◆ DIRECTION ◆
Reproduce the lines of the listing exactly, starting at the line that contains "divider: [626, 269, 646, 271]" and ending at the line that contains "source-note: 数据来源：盛达期货研究院，CCFEI: [483, 226, 642, 237]".
[Begin]
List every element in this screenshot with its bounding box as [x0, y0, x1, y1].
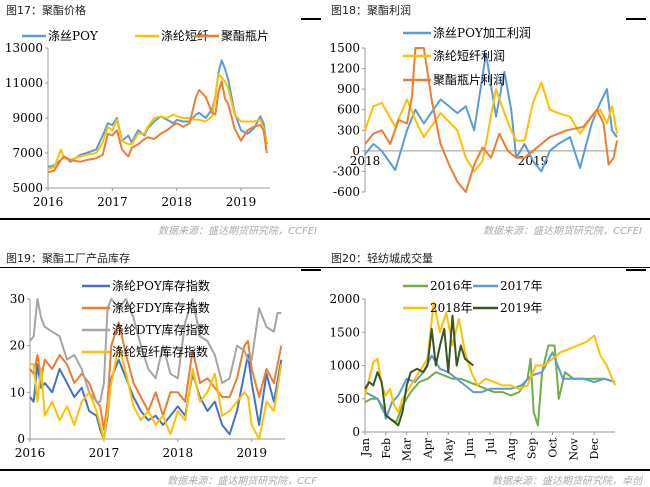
divider: [626, 269, 646, 271]
x-tick-label: Jun: [463, 438, 476, 458]
y-tick-label: 0: [352, 144, 360, 158]
divider: [325, 267, 650, 268]
y-tick-label: 30: [10, 292, 25, 306]
panel-fig18: 图18：聚酯利润 -600 -300 0 300 600 900 1200 1500 2018 2…: [325, 0, 650, 242]
x-tick-label: 2017: [89, 446, 120, 460]
legend-label: 2019年: [500, 301, 543, 315]
divider: [325, 469, 650, 471]
source-note: 数据来源：盛达期货研究院，CCFEI: [483, 226, 642, 237]
x-tick-label: Aug: [505, 438, 518, 461]
x-tick-label: Jul: [484, 438, 497, 454]
chart-fig19: 0 10 20 30 2016 2017 2018 2019 涤纶POY库存指数涤纶FDY库存指…: [10, 278, 285, 460]
y-tick-label: 20: [10, 339, 25, 353]
series-line-1: [47, 59, 268, 168]
x-tick-label: Apr: [422, 437, 435, 459]
divider: [626, 18, 646, 20]
y-tick-label: 0: [352, 425, 360, 439]
y-tick-label: 600: [337, 103, 360, 117]
series-line-3: [364, 301, 616, 414]
series-line-2: [364, 351, 616, 420]
divider: [0, 267, 325, 268]
x-tick-label: 2016: [33, 195, 64, 209]
x-tick-label: 2018: [350, 154, 381, 168]
y-tick-label: 13000: [5, 41, 43, 55]
chart-title: 图19：聚酯工厂产品库存: [6, 252, 130, 265]
source-note: 数据来源：盛达期货研究院，CCFEI: [158, 226, 317, 237]
y-tick-label: 1500: [329, 325, 360, 339]
y-tick-label: -300: [333, 164, 360, 178]
chart-fig17: 5000 7000 9000 11000 13000 2016 2017 2018 2019 涤丝…: [5, 29, 270, 209]
y-tick-label: 0: [17, 432, 25, 446]
series-line-2: [29, 321, 283, 431]
legend-label: 2016年: [430, 279, 473, 293]
divider: [301, 18, 321, 20]
panel-fig17: 图17：聚酯价格 5000 7000 9000 11000 13000 2016 2017 2…: [0, 0, 325, 242]
legend-label: 涤纶短纤: [161, 29, 209, 43]
y-tick-label: 11000: [5, 76, 43, 90]
x-tick-label: Jan: [359, 438, 372, 457]
panel-fig20: 图20：轻纺城成交量 0 500 1000 1500 2000 Jan Feb Mar Apr M…: [325, 242, 650, 487]
x-tick-label: 2019: [236, 446, 267, 460]
divider: [0, 218, 325, 220]
x-tick-label: May: [442, 437, 455, 462]
divider: [301, 269, 321, 271]
x-tick-label: 2019: [226, 195, 257, 209]
legend-label: 涤丝POY: [48, 29, 99, 43]
legend-label: 2018年: [430, 301, 473, 315]
series-line-3: [47, 80, 268, 174]
y-tick-label: -600: [333, 185, 360, 199]
source-note: 数据来源：盛达期货研究院，卓创: [492, 476, 642, 487]
x-tick-label: Nov: [567, 437, 580, 460]
legend-label: 涤纶短纤利润: [433, 49, 505, 63]
legend-label: 聚酯瓶片: [221, 29, 269, 43]
y-tick-label: 1000: [329, 359, 360, 373]
x-tick-label: Feb: [380, 438, 393, 459]
y-tick-label: 2000: [329, 292, 360, 306]
y-tick-label: 900: [337, 82, 360, 96]
legend-label: 涤纶DTY库存指数: [112, 322, 210, 337]
y-tick-label: 500: [337, 392, 360, 406]
y-tick-label: 7000: [12, 146, 43, 160]
series-line-3: [364, 47, 618, 193]
x-tick-label: 2017: [97, 195, 128, 209]
chart-fig20: 0 500 1000 1500 2000 Jan Feb Mar Apr May Jun Jul Aug…: [329, 279, 616, 462]
source-note: 数据来源：盛达期货研究院，CCF: [167, 476, 317, 487]
series-line-1: [364, 52, 618, 173]
y-tick-label: 1200: [329, 62, 360, 76]
panel-fig19: 图19：聚酯工厂产品库存 0 10 20 30 2016 2017 2018 2019 涤纶PO…: [0, 242, 325, 487]
divider: [325, 218, 650, 220]
x-tick-label: 2018: [161, 195, 192, 209]
legend-label: 涤丝POY加工利润: [433, 26, 531, 40]
chart-title: 图18：聚酯利润: [331, 4, 411, 17]
series-line-3: [29, 298, 282, 403]
y-tick-label: 10: [10, 385, 25, 399]
y-tick-label: 300: [337, 123, 360, 137]
x-tick-label: 2018: [163, 446, 194, 460]
legend-label: 2017年: [500, 279, 543, 293]
series-line-4: [364, 314, 474, 427]
x-tick-label: Oct: [547, 437, 560, 457]
divider: [0, 469, 325, 471]
chart-title: 图20：轻纺城成交量: [331, 252, 433, 265]
series-line-4: [30, 344, 283, 440]
legend-label: 聚酯瓶片利润: [433, 73, 505, 87]
y-tick-label: 1500: [329, 41, 360, 55]
chart-title: 图17：聚酯价格: [6, 4, 86, 17]
y-tick-label: 9000: [12, 111, 43, 125]
x-tick-label: Mar: [401, 437, 414, 461]
legend-label: 涤纶POY库存指数: [112, 278, 210, 293]
legend-label: 涤纶短纤库存指数: [112, 344, 208, 359]
y-tick-label: 5000: [12, 181, 43, 195]
series-line-2: [47, 73, 268, 170]
series-line-1: [364, 344, 616, 427]
x-tick-label: Sep: [526, 438, 539, 459]
x-tick-label: Dec: [588, 438, 601, 460]
x-tick-label: 2016: [15, 446, 46, 460]
legend-label: 涤纶FDY库存指数: [112, 300, 210, 315]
[End]
◆ REPLY TO THE EXERCISE ◆
divider: [626, 269, 646, 271]
x-tick-label: Jun: [463, 438, 476, 458]
y-tick-label: 0: [352, 144, 360, 158]
divider: [325, 267, 650, 268]
y-tick-label: 30: [10, 292, 25, 306]
panel-fig18: 图18：聚酯利润 -600 -300 0 300 600 900 1200 1500 2018 2…: [325, 0, 650, 242]
x-tick-label: 2017: [89, 446, 120, 460]
legend-label: 2019年: [500, 301, 543, 315]
divider: [325, 469, 650, 471]
source-note: 数据来源：盛达期货研究院，CCFEI: [483, 226, 642, 237]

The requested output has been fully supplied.